══ Data lines
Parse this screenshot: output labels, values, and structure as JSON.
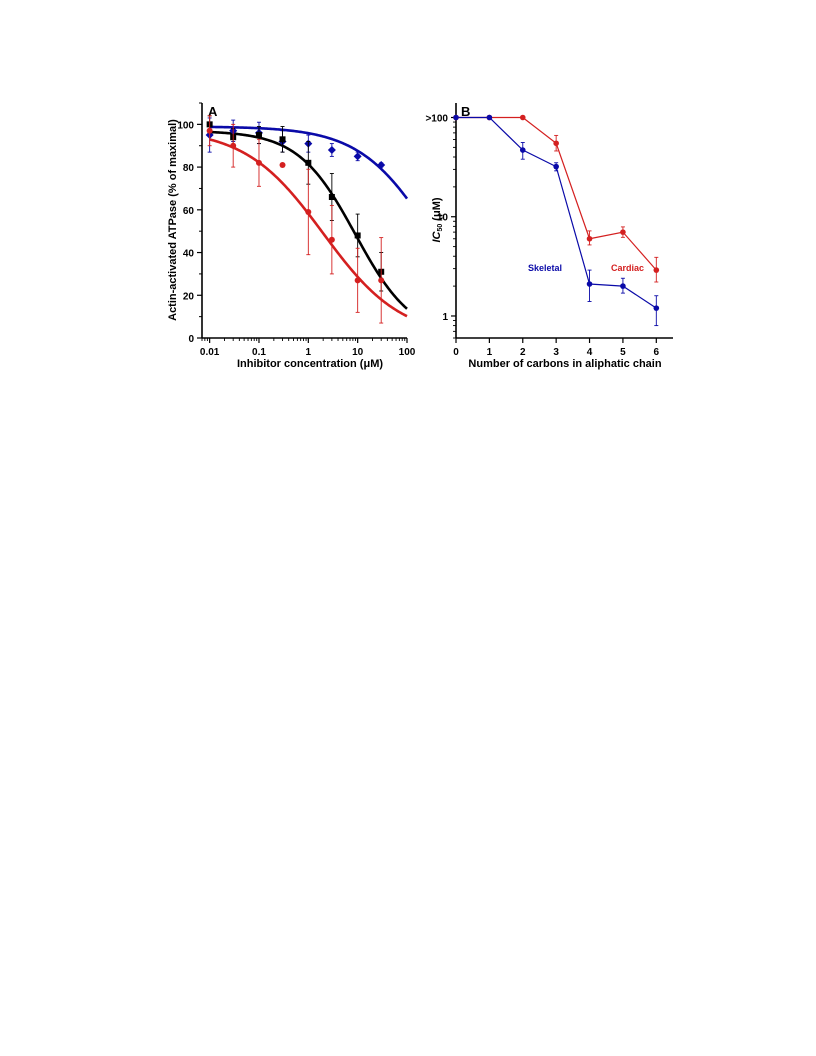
{
  "chart_data": [
    {
      "panel_label": "A",
      "type": "scatter",
      "xlabel": "Inhibitor concentration (μM)",
      "ylabel": "Actin-activated ATPase (% of maximal)",
      "xscale": "log",
      "xlim": [
        0.007,
        100
      ],
      "ylim": [
        0,
        110
      ],
      "x_tick_labels": [
        {
          "value": 0.01,
          "label": "0.01"
        },
        {
          "value": 0.1,
          "label": "0.1"
        },
        {
          "value": 1,
          "label": "1"
        },
        {
          "value": 10,
          "label": "10"
        },
        {
          "value": 100,
          "label": "100"
        }
      ],
      "y_tick_labels": [
        {
          "value": 0,
          "label": "0"
        },
        {
          "value": 20,
          "label": "20"
        },
        {
          "value": 40,
          "label": "40"
        },
        {
          "value": 60,
          "label": "60"
        },
        {
          "value": 80,
          "label": "80"
        },
        {
          "value": 100,
          "label": "100"
        }
      ],
      "series": [
        {
          "color": "#0a0aa8",
          "marker": "diamond",
          "x": [
            0.01,
            0.03,
            0.1,
            0.3,
            1,
            3,
            10,
            30
          ],
          "y": [
            95,
            97,
            96,
            92,
            91,
            88,
            85,
            81
          ],
          "err": [
            8,
            5,
            5,
            5,
            4,
            3,
            2,
            1
          ],
          "fit_ic50": 300,
          "fit_top": 99,
          "fit_hill": 0.6
        },
        {
          "color": "#000000",
          "marker": "square",
          "x": [
            0.01,
            0.03,
            0.1,
            0.3,
            1,
            3,
            10,
            30
          ],
          "y": [
            100,
            94,
            95,
            93,
            82,
            66,
            48,
            31
          ],
          "err": [
            4,
            4,
            4,
            6,
            10,
            11,
            10,
            9
          ],
          "fit_ic50": 9,
          "fit_top": 97,
          "fit_hill": 0.75
        },
        {
          "color": "#d42020",
          "marker": "circle",
          "x": [
            0.01,
            0.03,
            0.1,
            0.3,
            1,
            3,
            10,
            30
          ],
          "y": [
            97,
            90,
            82,
            81,
            59,
            46,
            27,
            27
          ],
          "err": [
            7,
            10,
            11,
            0,
            20,
            16,
            15,
            20
          ],
          "fit_ic50": 2,
          "fit_top": 98,
          "fit_hill": 0.55
        }
      ]
    },
    {
      "panel_label": "B",
      "type": "line",
      "xlabel": "Number of carbons in aliphatic chain",
      "ylabel": "IC50 (μM)",
      "ylabel_main": "IC",
      "ylabel_sub": "50",
      "ylabel_unit": " (μM)",
      "yscale": "log",
      "xlim": [
        0,
        6.5
      ],
      "ylim": [
        0.6,
        140
      ],
      "x_tick_labels": [
        {
          "value": 0,
          "label": "0"
        },
        {
          "value": 1,
          "label": "1"
        },
        {
          "value": 2,
          "label": "2"
        },
        {
          "value": 3,
          "label": "3"
        },
        {
          "value": 4,
          "label": "4"
        },
        {
          "value": 5,
          "label": "5"
        },
        {
          "value": 6,
          "label": "6"
        }
      ],
      "y_tick_labels": [
        {
          "value": 100,
          "label": ">100"
        },
        {
          "value": 10,
          "label": "10"
        },
        {
          "value": 1,
          "label": "1"
        }
      ],
      "series": [
        {
          "name": "Cardiac",
          "color": "#d42020",
          "x": [
            0,
            1,
            2,
            3,
            4,
            5,
            6
          ],
          "y": [
            100,
            100,
            100,
            55,
            6,
            7,
            2.9
          ],
          "err_low": [
            0,
            0,
            0,
            46,
            5.2,
            6.2,
            2.2
          ],
          "err_high": [
            0,
            0,
            0,
            66,
            7.2,
            7.9,
            3.9
          ]
        },
        {
          "name": "Skeletal",
          "color": "#0a0aa8",
          "x": [
            0,
            1,
            2,
            3,
            4,
            5,
            6
          ],
          "y": [
            100,
            100,
            47,
            32,
            2.1,
            2.0,
            1.2
          ],
          "err_low": [
            0,
            0,
            38,
            29,
            1.4,
            1.7,
            0.8
          ],
          "err_high": [
            0,
            0,
            56,
            35,
            2.9,
            2.4,
            1.6
          ]
        }
      ]
    }
  ]
}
════
Short exercise
Will you set down the records word for word while leaving out every picture?

The completed task
Parse this screenshot: output labels, values, and structure as JSON.
{
  "chart_data": [
    {
      "panel_label": "A",
      "type": "scatter",
      "xlabel": "Inhibitor concentration (μM)",
      "ylabel": "Actin-activated ATPase (% of maximal)",
      "xscale": "log",
      "xlim": [
        0.007,
        100
      ],
      "ylim": [
        0,
        110
      ],
      "x_tick_labels": [
        {
          "value": 0.01,
          "label": "0.01"
        },
        {
          "value": 0.1,
          "label": "0.1"
        },
        {
          "value": 1,
          "label": "1"
        },
        {
          "value": 10,
          "label": "10"
        },
        {
          "value": 100,
          "label": "100"
        }
      ],
      "y_tick_labels": [
        {
          "value": 0,
          "label": "0"
        },
        {
          "value": 20,
          "label": "20"
        },
        {
          "value": 40,
          "label": "40"
        },
        {
          "value": 60,
          "label": "60"
        },
        {
          "value": 80,
          "label": "80"
        },
        {
          "value": 100,
          "label": "100"
        }
      ],
      "series": [
        {
          "color": "#0a0aa8",
          "marker": "diamond",
          "x": [
            0.01,
            0.03,
            0.1,
            0.3,
            1,
            3,
            10,
            30
          ],
          "y": [
            95,
            97,
            96,
            92,
            91,
            88,
            85,
            81
          ],
          "err": [
            8,
            5,
            5,
            5,
            4,
            3,
            2,
            1
          ],
          "fit_ic50": 300,
          "fit_top": 99,
          "fit_hill": 0.6
        },
        {
          "color": "#000000",
          "marker": "square",
          "x": [
            0.01,
            0.03,
            0.1,
            0.3,
            1,
            3,
            10,
            30
          ],
          "y": [
            100,
            94,
            95,
            93,
            82,
            66,
            48,
            31
          ],
          "err": [
            4,
            4,
            4,
            6,
            10,
            11,
            10,
            9
          ],
          "fit_ic50": 9,
          "fit_top": 97,
          "fit_hill": 0.75
        },
        {
          "color": "#d42020",
          "marker": "circle",
          "x": [
            0.01,
            0.03,
            0.1,
            0.3,
            1,
            3,
            10,
            30
          ],
          "y": [
            97,
            90,
            82,
            81,
            59,
            46,
            27,
            27
          ],
          "err": [
            7,
            10,
            11,
            0,
            20,
            16,
            15,
            20
          ],
          "fit_ic50": 2,
          "fit_top": 98,
          "fit_hill": 0.55
        }
      ]
    },
    {
      "panel_label": "B",
      "type": "line",
      "xlabel": "Number of carbons in aliphatic chain",
      "ylabel": "IC50 (μM)",
      "ylabel_main": "IC",
      "ylabel_sub": "50",
      "ylabel_unit": " (μM)",
      "yscale": "log",
      "xlim": [
        0,
        6.5
      ],
      "ylim": [
        0.6,
        140
      ],
      "x_tick_labels": [
        {
          "value": 0,
          "label": "0"
        },
        {
          "value": 1,
          "label": "1"
        },
        {
          "value": 2,
          "label": "2"
        },
        {
          "value": 3,
          "label": "3"
        },
        {
          "value": 4,
          "label": "4"
        },
        {
          "value": 5,
          "label": "5"
        },
        {
          "value": 6,
          "label": "6"
        }
      ],
      "y_tick_labels": [
        {
          "value": 100,
          "label": ">100"
        },
        {
          "value": 10,
          "label": "10"
        },
        {
          "value": 1,
          "label": "1"
        }
      ],
      "series": [
        {
          "name": "Cardiac",
          "color": "#d42020",
          "x": [
            0,
            1,
            2,
            3,
            4,
            5,
            6
          ],
          "y": [
            100,
            100,
            100,
            55,
            6,
            7,
            2.9
          ],
          "err_low": [
            0,
            0,
            0,
            46,
            5.2,
            6.2,
            2.2
          ],
          "err_high": [
            0,
            0,
            0,
            66,
            7.2,
            7.9,
            3.9
          ]
        },
        {
          "name": "Skeletal",
          "color": "#0a0aa8",
          "x": [
            0,
            1,
            2,
            3,
            4,
            5,
            6
          ],
          "y": [
            100,
            100,
            47,
            32,
            2.1,
            2.0,
            1.2
          ],
          "err_low": [
            0,
            0,
            38,
            29,
            1.4,
            1.7,
            0.8
          ],
          "err_high": [
            0,
            0,
            56,
            35,
            2.9,
            2.4,
            1.6
          ]
        }
      ]
    }
  ]
}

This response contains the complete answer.